**EXTRACT**
════════
By Laura A. Bischoff and Tom Beyerlein

Staff Writers

Sunday, February 22, 2009

GROVE CITY — Nineteen years after he walked off of Ohio's death row and out of prison, Dale Johnston may finally be in a position to clear his name.

With his double murder conviction overturned, Johnston, formerly of Xenia, was freed in 1990 but never exonerated by the state.

Then in December 2008, Chester McKnight pleaded guilty to the crimes and was sentenced to 20 years to life. Another man, Kenneth Linscott, is scheduled to stand trial later this year for his alleged role.

His 1984 conviction and death sentence delivered catastrophic losses to Johnston: He lost his marriage, his freedom, his 53-acre farm and dream house, and any faith he had in the justice system.

Johnston was sentenced to death after prosecutors claimed he had an intimate relationship with his 18-year-old stepdaughter, Annette Cooper, and killed Cooper and her fiance, Todd Schultz, 19, in a jealous rage. The couple were last seen walking together on Oct. 4, 1982. Ten days later, their torsos were found floating in the Hocking River and their heads and limbs were found buried in a cornfield.

Johnston is one of 130 death row inmates in 26 states — including five from Ohio — to be released from prison since 1973 because of innocence, according to the Death Penalty Information Center of Washington, D.C. Another Ohio inmate who has always proclaimed innocence, Joe D'Ambrosio, is to be retried starting March 2. A federal judge ordered the new trial, saying prosecutors withheld evidence that probably would have led to an acquittal for D'Ambrosio in 1989 for the murder of a Cleveland Heights teenager.

Johnston will never forget walking onto death row at the state prison in Lucasville, the inmates standing at their cell doors to see the new guy.
════════
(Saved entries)

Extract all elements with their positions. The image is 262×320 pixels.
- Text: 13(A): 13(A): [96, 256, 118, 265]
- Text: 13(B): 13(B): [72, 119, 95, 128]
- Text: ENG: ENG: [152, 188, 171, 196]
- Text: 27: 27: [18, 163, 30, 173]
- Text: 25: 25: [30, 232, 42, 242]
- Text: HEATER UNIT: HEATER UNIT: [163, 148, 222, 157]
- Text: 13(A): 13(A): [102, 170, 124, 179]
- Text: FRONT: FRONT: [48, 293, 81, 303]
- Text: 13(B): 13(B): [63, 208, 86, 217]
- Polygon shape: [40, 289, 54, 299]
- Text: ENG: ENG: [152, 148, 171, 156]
════════
**EXERCISE REQUIREMENTS**
1) Retype everything in the Dale Johnston article from "GROVE CITY —" down to "his alleged role.".
2) Extend the news article about Dale Johnston, picking up after its final sentence.
The data above was taken from a separate source and has no connection to the article.

**ANSWERS GIVEN**
1)
GROVE CITY — Nineteen years after he walked off of Ohio's death row and out of prison, Dale Johnston may finally be in a position to clear his name.

With his double murder conviction overturned, Johnston, formerly of Xenia, was freed in 1990 but never exonerated by the state.

Then in December 2008, Chester McKnight pleaded guilty to the crimes and was sentenced to 20 years to life. Another man, Kenneth Linscott, is scheduled to stand trial later this year for his alleged role.

2)
"If you remember some of the old zombie-type movies, that's what they looked like. No expression, pale, fixed eyes. Just dead people standing. It was pitiful," said Johnston, now 75. "I made up my mind immediately I wasn't going to let that happen to me."

At Lucasville, inmates would spend 23 hours and 37 minutes a day in their cells, he said. Sometimes the air was so cold he'd see frost on the bars in the morning. Mentally ill inmates in the cells above him would scream, curse and even set themselves afire, he said.

"Many a night we'd wake up in the middle of the night with tear gas choking us to death, where they had to use tear gas to get some amount of silence," Johnston said. He added, "If I had treated any of my farm animals the way I was treated and other inmates on death row are treated, we would have been arrested for animal abuse."

State prison officials say that's just not accurate. While rules were more stringent back then, it was rare to have problems with death row, a spokeswoman said.

After his release on May 10, 1990, Johnston settled in Grove City, a suburb just south of Columbus.

In July 2000, he married a woman he met at church, and they now live in a cozy three-bedroom ranch sitting on two acres along a two-lane state route. Johnston's wife divorced him while he was in prison.

He once counted himself as a death penalty supporter. Not anymore.

"If you execute an innocent man, how do you correct that?" he said. "You say, oops you're sorry. Doesn't quite cut it."